--- start of Provided data ---

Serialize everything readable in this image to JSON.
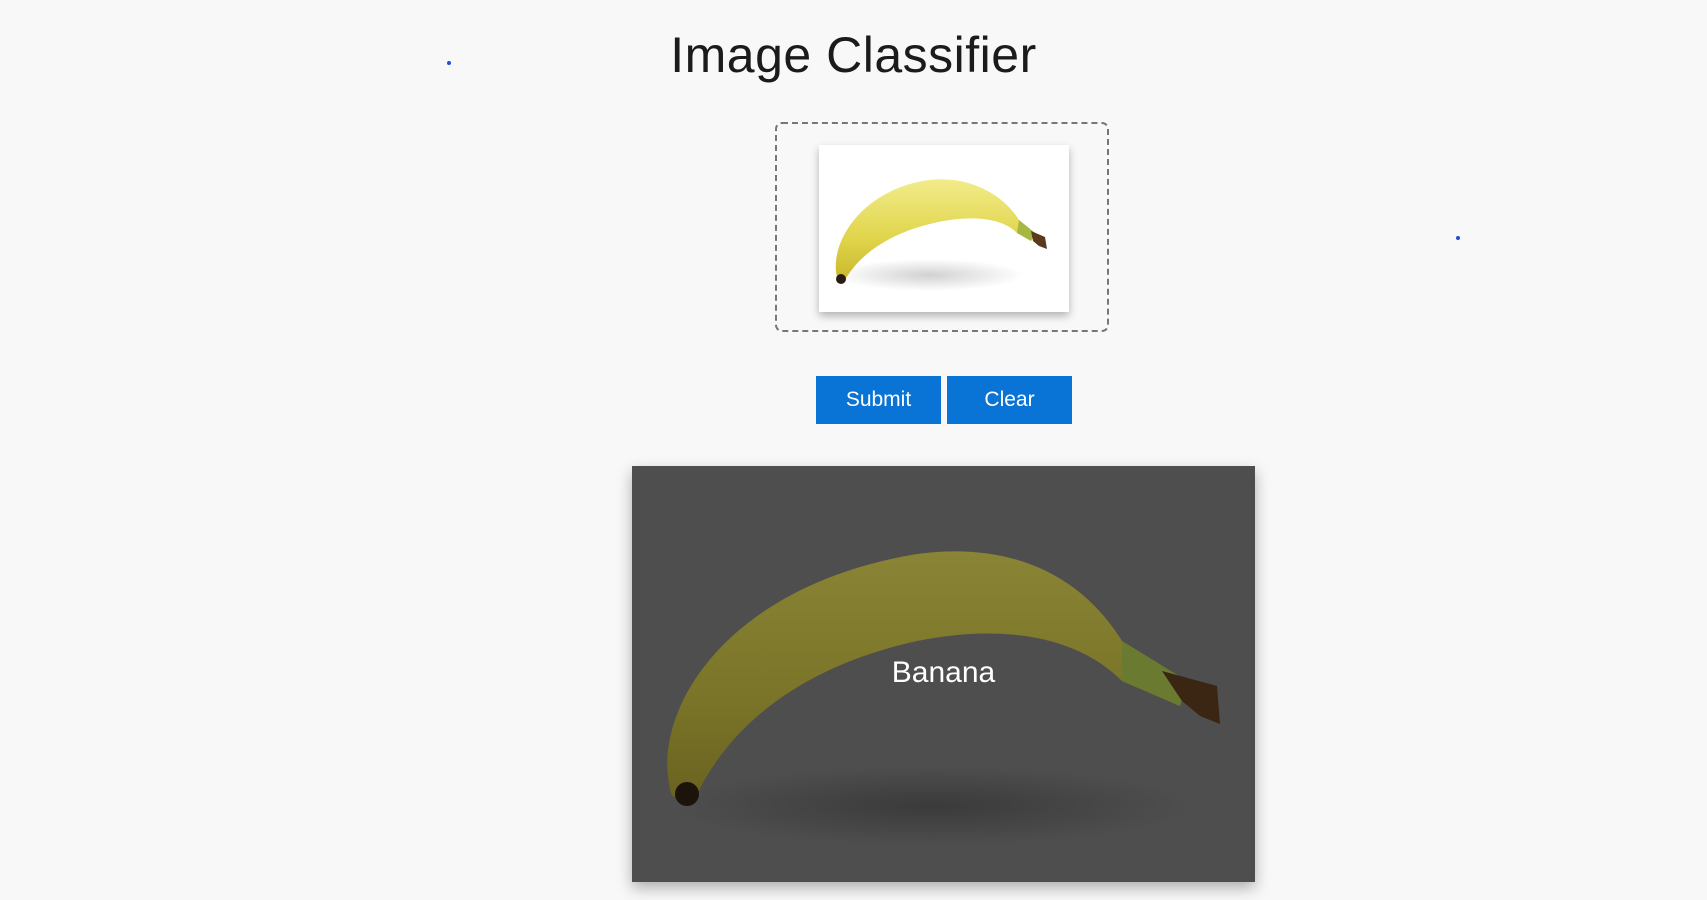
{
  "app": {
    "title": "Image Classifier"
  },
  "upload": {
    "image_alt": "banana-photo"
  },
  "actions": {
    "submit_label": "Submit",
    "clear_label": "Clear"
  },
  "result": {
    "label": "Banana"
  },
  "colors": {
    "button_bg": "#0a74d6",
    "result_overlay": "#4e4e4e",
    "background": "#f8f8f8"
  }
}
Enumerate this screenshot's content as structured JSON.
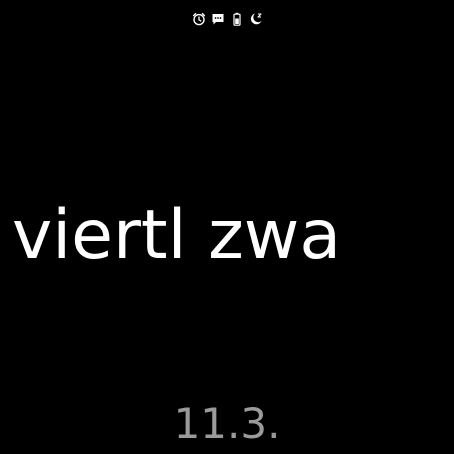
{
  "status_bar": {
    "icons": [
      "alarm-clock-icon",
      "message-icon",
      "battery-icon",
      "sleep-icon"
    ]
  },
  "watchface": {
    "time_words": "viertl zwa",
    "date": "11.3."
  },
  "colors": {
    "background": "#000000",
    "time_text": "#ffffff",
    "date_text": "#9a9a9a",
    "status_icons": "#ffffff"
  }
}
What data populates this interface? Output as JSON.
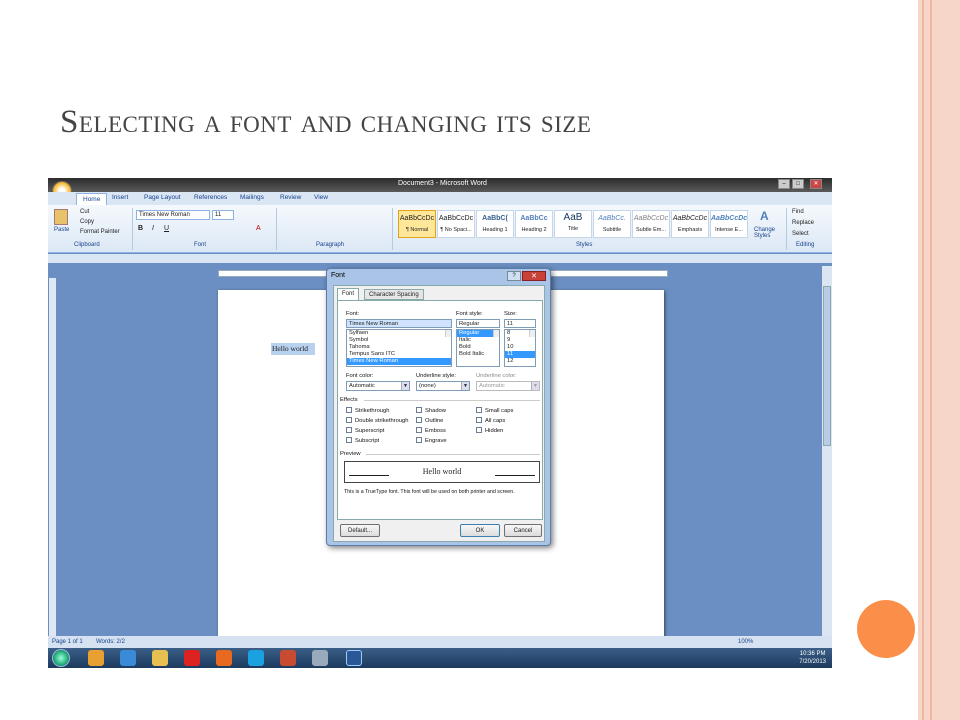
{
  "slide": {
    "title": "Selecting a font and changing its size",
    "colors": {
      "accent_dot": "#fb8f4a",
      "border": "#f6d6c8"
    }
  },
  "window": {
    "title": "Document3 - Microsoft Word",
    "controls": [
      "–",
      "□",
      "✕"
    ]
  },
  "ribbon": {
    "tabs": [
      "Home",
      "Insert",
      "Page Layout",
      "References",
      "Mailings",
      "Review",
      "View"
    ],
    "active_tab": "Home",
    "clipboard": {
      "paste": "Paste",
      "cut": "Cut",
      "copy": "Copy",
      "format_painter": "Format Painter",
      "group": "Clipboard"
    },
    "font": {
      "name": "Times New Roman",
      "size": "11",
      "group": "Font"
    },
    "paragraph": {
      "group": "Paragraph"
    },
    "styles": {
      "items": [
        {
          "preview": "AaBbCcDc",
          "name": "¶ Normal"
        },
        {
          "preview": "AaBbCcDc",
          "name": "¶ No Spaci..."
        },
        {
          "preview": "AaBbC(",
          "name": "Heading 1"
        },
        {
          "preview": "AaBbCc",
          "name": "Heading 2"
        },
        {
          "preview": "AaB",
          "name": "Title"
        },
        {
          "preview": "AaBbCc.",
          "name": "Subtitle"
        },
        {
          "preview": "AaBbCcDc",
          "name": "Subtle Em..."
        },
        {
          "preview": "AaBbCcDc",
          "name": "Emphasis"
        },
        {
          "preview": "AaBbCcDc",
          "name": "Intense E..."
        }
      ],
      "change_styles": "Change Styles",
      "group": "Styles"
    },
    "editing": {
      "find": "Find",
      "replace": "Replace",
      "select": "Select",
      "group": "Editing"
    }
  },
  "document": {
    "text": "Hello world"
  },
  "status": {
    "page": "Page 1 of 1",
    "words": "Words: 2/2",
    "zoom": "100%"
  },
  "taskbar": {
    "time": "10:36 PM",
    "date": "7/20/2013"
  },
  "dialog": {
    "title": "Font",
    "help": "?",
    "close": "✕",
    "tabs": [
      "Font",
      "Character Spacing"
    ],
    "font_label": "Font:",
    "font_value": "Times New Roman",
    "font_list": [
      "Sylfaen",
      "Symbol",
      "Tahoma",
      "Tempus Sans ITC",
      "Times New Roman"
    ],
    "style_label": "Font style:",
    "style_value": "Regular",
    "style_list": [
      "Regular",
      "Italic",
      "Bold",
      "Bold Italic"
    ],
    "size_label": "Size:",
    "size_value": "11",
    "size_list": [
      "8",
      "9",
      "10",
      "11",
      "12"
    ],
    "font_color_label": "Font color:",
    "font_color_value": "Automatic",
    "underline_style_label": "Underline style:",
    "underline_style_value": "(none)",
    "underline_color_label": "Underline color:",
    "underline_color_value": "Automatic",
    "effects_label": "Effects",
    "effects_col1": [
      "Strikethrough",
      "Double strikethrough",
      "Superscript",
      "Subscript"
    ],
    "effects_col2": [
      "Shadow",
      "Outline",
      "Emboss",
      "Engrave"
    ],
    "effects_col3": [
      "Small caps",
      "All caps",
      "Hidden"
    ],
    "preview_label": "Preview",
    "preview_text": "Hello world",
    "preview_note": "This is a TrueType font. This font will be used on both printer and screen.",
    "default_button": "Default...",
    "ok_button": "OK",
    "cancel_button": "Cancel"
  }
}
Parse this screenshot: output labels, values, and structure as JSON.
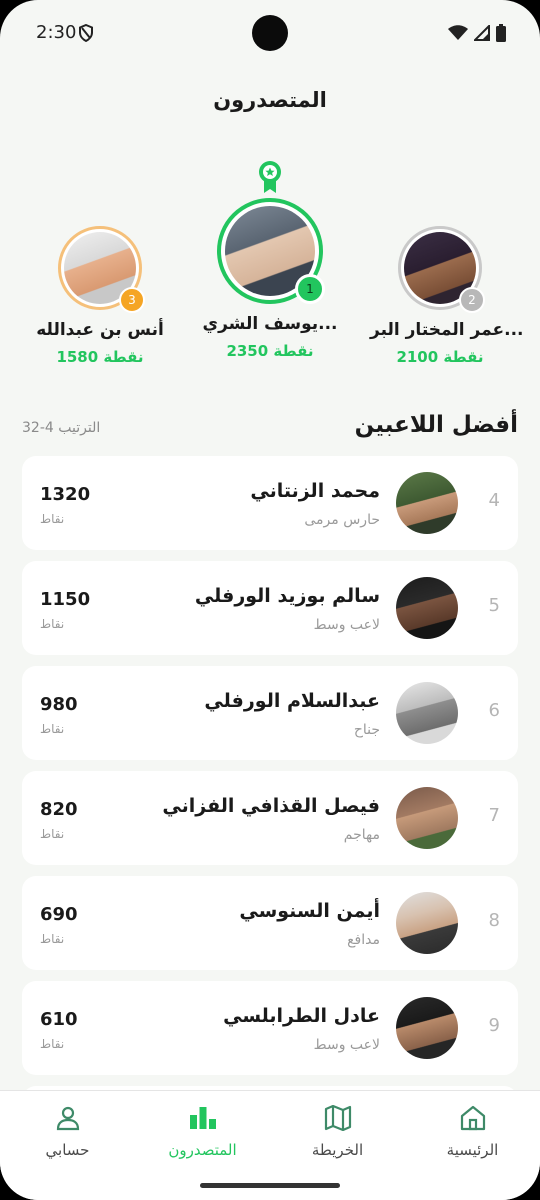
{
  "status_bar": {
    "time": "2:30"
  },
  "page": {
    "title": "المتصدرون"
  },
  "podium": {
    "first": {
      "name": "يوسف الشري...",
      "points": "2350 نقطة",
      "rank": "1"
    },
    "second": {
      "name": "عمر المختار البر...",
      "points": "2100 نقطة",
      "rank": "2"
    },
    "third": {
      "name": "أنس بن عبدالله",
      "points": "1580 نقطة",
      "rank": "3"
    }
  },
  "section": {
    "title": "أفضل اللاعبين",
    "subtitle": "الترتيب 4-32"
  },
  "players": [
    {
      "rank": "4",
      "name": "محمد الزنتاني",
      "role": "حارس مرمى",
      "score": "1320",
      "unit": "نقاط"
    },
    {
      "rank": "5",
      "name": "سالم بوزيد الورفلي",
      "role": "لاعب وسط",
      "score": "1150",
      "unit": "نقاط"
    },
    {
      "rank": "6",
      "name": "عبدالسلام الورفلي",
      "role": "جناح",
      "score": "980",
      "unit": "نقاط"
    },
    {
      "rank": "7",
      "name": "فيصل القذافي الفزاني",
      "role": "مهاجم",
      "score": "820",
      "unit": "نقاط"
    },
    {
      "rank": "8",
      "name": "أيمن السنوسي",
      "role": "مدافع",
      "score": "690",
      "unit": "نقاط"
    },
    {
      "rank": "9",
      "name": "عادل الطرابلسي",
      "role": "لاعب وسط",
      "score": "610",
      "unit": "نقاط"
    }
  ],
  "nav": {
    "account": "حسابي",
    "leaders": "المتصدرون",
    "map": "الخريطة",
    "home": "الرئيسية"
  },
  "colors": {
    "accent": "#22c55e",
    "gold": "#f5a524",
    "silver": "#b8b8b8"
  }
}
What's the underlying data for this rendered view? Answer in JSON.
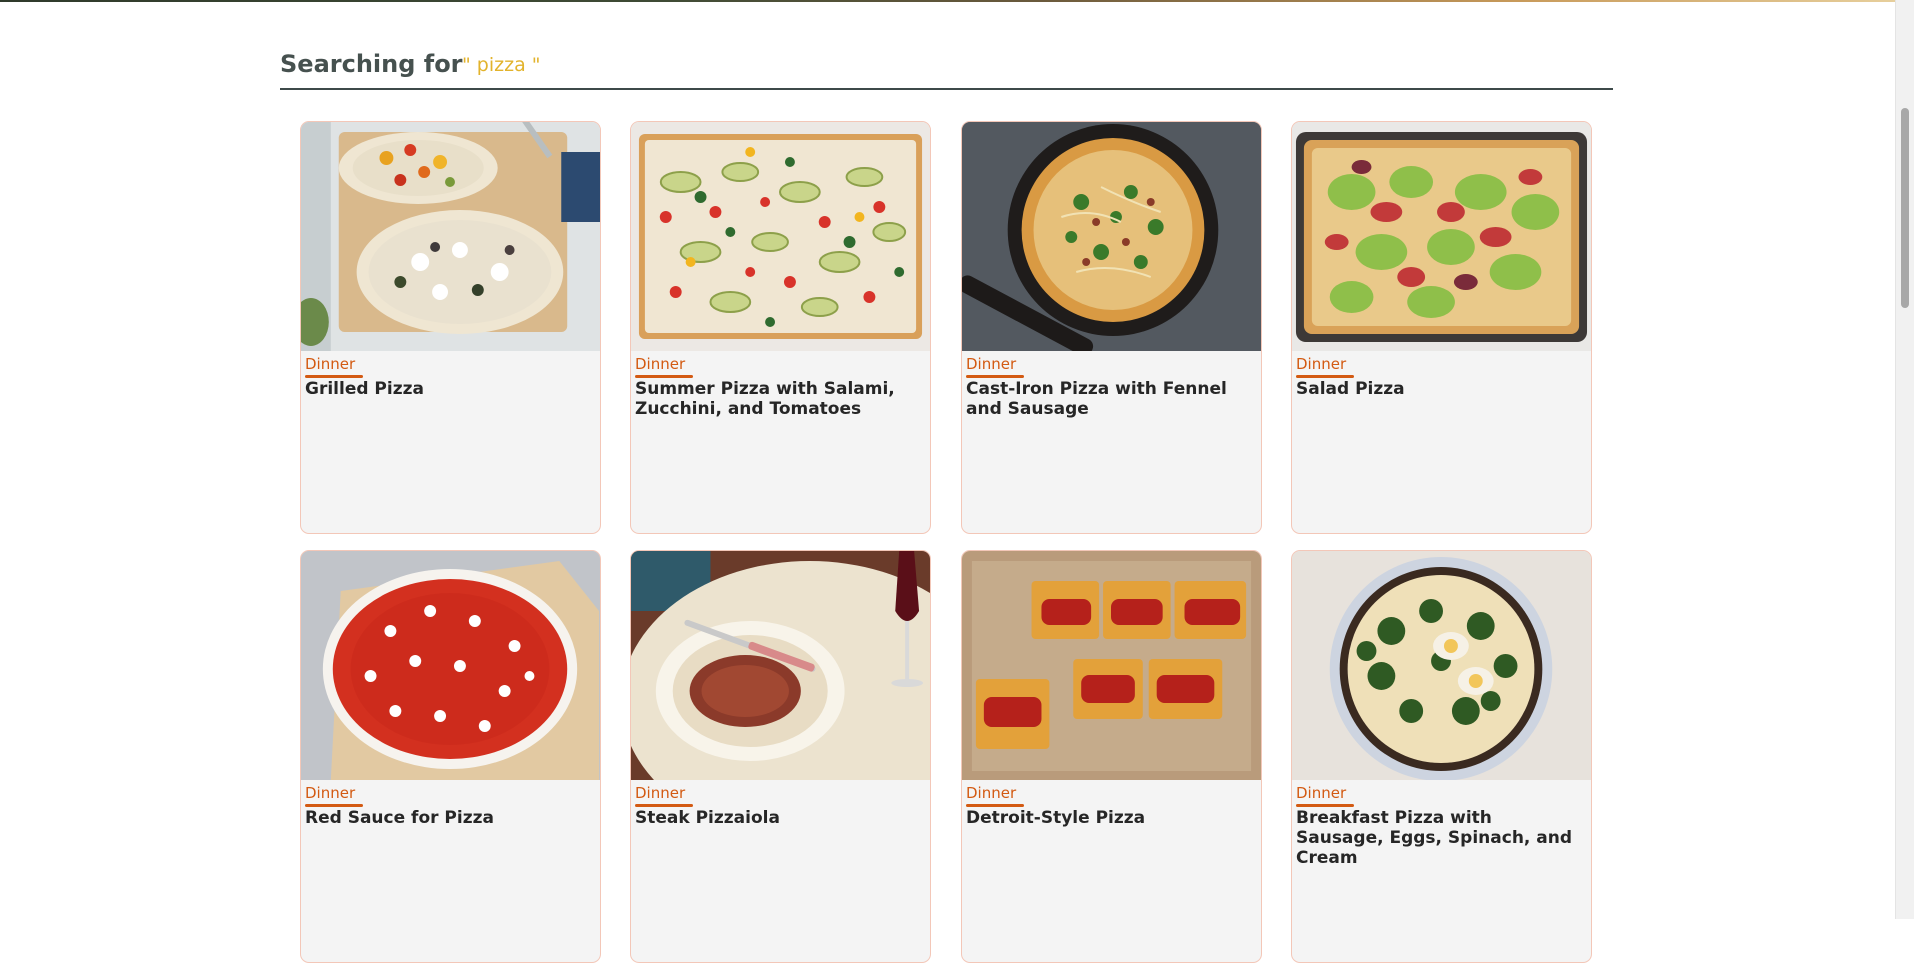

--- end of Provided data ---

Exercise brief - Every record above should be written out again exactly; the pictures stay out of the copy.

The response -
Serialize everything readable in this image to JSON.
{
  "app": {
    "title": "Image Classifier"
  },
  "upload": {
    "image_alt": "banana-photo"
  },
  "actions": {
    "submit_label": "Submit",
    "clear_label": "Clear"
  },
  "result": {
    "label": "Banana"
  },
  "colors": {
    "button_bg": "#0a74d6",
    "result_overlay": "#4e4e4e",
    "background": "#f8f8f8"
  }
}
Enumerate this screenshot's content as structured JSON.
{
  "status_bar": {
    "icons": [
      "alarm-clock-icon",
      "message-icon",
      "battery-icon",
      "sleep-icon"
    ]
  },
  "watchface": {
    "time_words": "viertl zwa",
    "date": "11.3."
  },
  "colors": {
    "background": "#000000",
    "time_text": "#ffffff",
    "date_text": "#9a9a9a",
    "status_icons": "#ffffff"
  }
}
What data populates this interface? Output as JSON.
{
  "slide": {
    "title": "Selecting a font and changing its size",
    "colors": {
      "accent_dot": "#fb8f4a",
      "border": "#f6d6c8"
    }
  },
  "window": {
    "title": "Document3 - Microsoft Word",
    "controls": [
      "–",
      "□",
      "✕"
    ]
  },
  "ribbon": {
    "tabs": [
      "Home",
      "Insert",
      "Page Layout",
      "References",
      "Mailings",
      "Review",
      "View"
    ],
    "active_tab": "Home",
    "clipboard": {
      "paste": "Paste",
      "cut": "Cut",
      "copy": "Copy",
      "format_painter": "Format Painter",
      "group": "Clipboard"
    },
    "font": {
      "name": "Times New Roman",
      "size": "11",
      "group": "Font"
    },
    "paragraph": {
      "group": "Paragraph"
    },
    "styles": {
      "items": [
        {
          "preview": "AaBbCcDc",
          "name": "¶ Normal"
        },
        {
          "preview": "AaBbCcDc",
          "name": "¶ No Spaci..."
        },
        {
          "preview": "AaBbC(",
          "name": "Heading 1"
        },
        {
          "preview": "AaBbCc",
          "name": "Heading 2"
        },
        {
          "preview": "AaB",
          "name": "Title"
        },
        {
          "preview": "AaBbCc.",
          "name": "Subtitle"
        },
        {
          "preview": "AaBbCcDc",
          "name": "Subtle Em..."
        },
        {
          "preview": "AaBbCcDc",
          "name": "Emphasis"
        },
        {
          "preview": "AaBbCcDc",
          "name": "Intense E..."
        }
      ],
      "change_styles": "Change Styles",
      "group": "Styles"
    },
    "editing": {
      "find": "Find",
      "replace": "Replace",
      "select": "Select",
      "group": "Editing"
    }
  },
  "document": {
    "text": "Hello world"
  },
  "status": {
    "page": "Page 1 of 1",
    "words": "Words: 2/2",
    "zoom": "100%"
  },
  "taskbar": {
    "time": "10:36 PM",
    "date": "7/20/2013"
  },
  "dialog": {
    "title": "Font",
    "help": "?",
    "close": "✕",
    "tabs": [
      "Font",
      "Character Spacing"
    ],
    "font_label": "Font:",
    "font_value": "Times New Roman",
    "font_list": [
      "Sylfaen",
      "Symbol",
      "Tahoma",
      "Tempus Sans ITC",
      "Times New Roman"
    ],
    "style_label": "Font style:",
    "style_value": "Regular",
    "style_list": [
      "Regular",
      "Italic",
      "Bold",
      "Bold Italic"
    ],
    "size_label": "Size:",
    "size_value": "11",
    "size_list": [
      "8",
      "9",
      "10",
      "11",
      "12"
    ],
    "font_color_label": "Font color:",
    "font_color_value": "Automatic",
    "underline_style_label": "Underline style:",
    "underline_style_value": "(none)",
    "underline_color_label": "Underline color:",
    "underline_color_value": "Automatic",
    "effects_label": "Effects",
    "effects_col1": [
      "Strikethrough",
      "Double strikethrough",
      "Superscript",
      "Subscript"
    ],
    "effects_col2": [
      "Shadow",
      "Outline",
      "Emboss",
      "Engrave"
    ],
    "effects_col3": [
      "Small caps",
      "All caps",
      "Hidden"
    ],
    "preview_label": "Preview",
    "preview_text": "Hello world",
    "preview_note": "This is a TrueType font. This font will be used on both printer and screen.",
    "default_button": "Default...",
    "ok_button": "OK",
    "cancel_button": "Cancel"
  }
}
Parse this screenshot: output labels, values, and structure as JSON.
{
  "status_bar": {
    "time": "2:30"
  },
  "page": {
    "title": "المتصدرون"
  },
  "podium": {
    "first": {
      "name": "يوسف الشري...",
      "points": "2350 نقطة",
      "rank": "1"
    },
    "second": {
      "name": "عمر المختار البر...",
      "points": "2100 نقطة",
      "rank": "2"
    },
    "third": {
      "name": "أنس بن عبدالله",
      "points": "1580 نقطة",
      "rank": "3"
    }
  },
  "section": {
    "title": "أفضل اللاعبين",
    "subtitle": "الترتيب 4-32"
  },
  "players": [
    {
      "rank": "4",
      "name": "محمد الزنتاني",
      "role": "حارس مرمى",
      "score": "1320",
      "unit": "نقاط"
    },
    {
      "rank": "5",
      "name": "سالم بوزيد الورفلي",
      "role": "لاعب وسط",
      "score": "1150",
      "unit": "نقاط"
    },
    {
      "rank": "6",
      "name": "عبدالسلام الورفلي",
      "role": "جناح",
      "score": "980",
      "unit": "نقاط"
    },
    {
      "rank": "7",
      "name": "فيصل القذافي الفزاني",
      "role": "مهاجم",
      "score": "820",
      "unit": "نقاط"
    },
    {
      "rank": "8",
      "name": "أيمن السنوسي",
      "role": "مدافع",
      "score": "690",
      "unit": "نقاط"
    },
    {
      "rank": "9",
      "name": "عادل الطرابلسي",
      "role": "لاعب وسط",
      "score": "610",
      "unit": "نقاط"
    }
  ],
  "nav": {
    "account": "حسابي",
    "leaders": "المتصدرون",
    "map": "الخريطة",
    "home": "الرئيسية"
  },
  "colors": {
    "accent": "#22c55e",
    "gold": "#f5a524",
    "silver": "#b8b8b8"
  }
}
What's the underlying data for this rendered view? Answer in JSON.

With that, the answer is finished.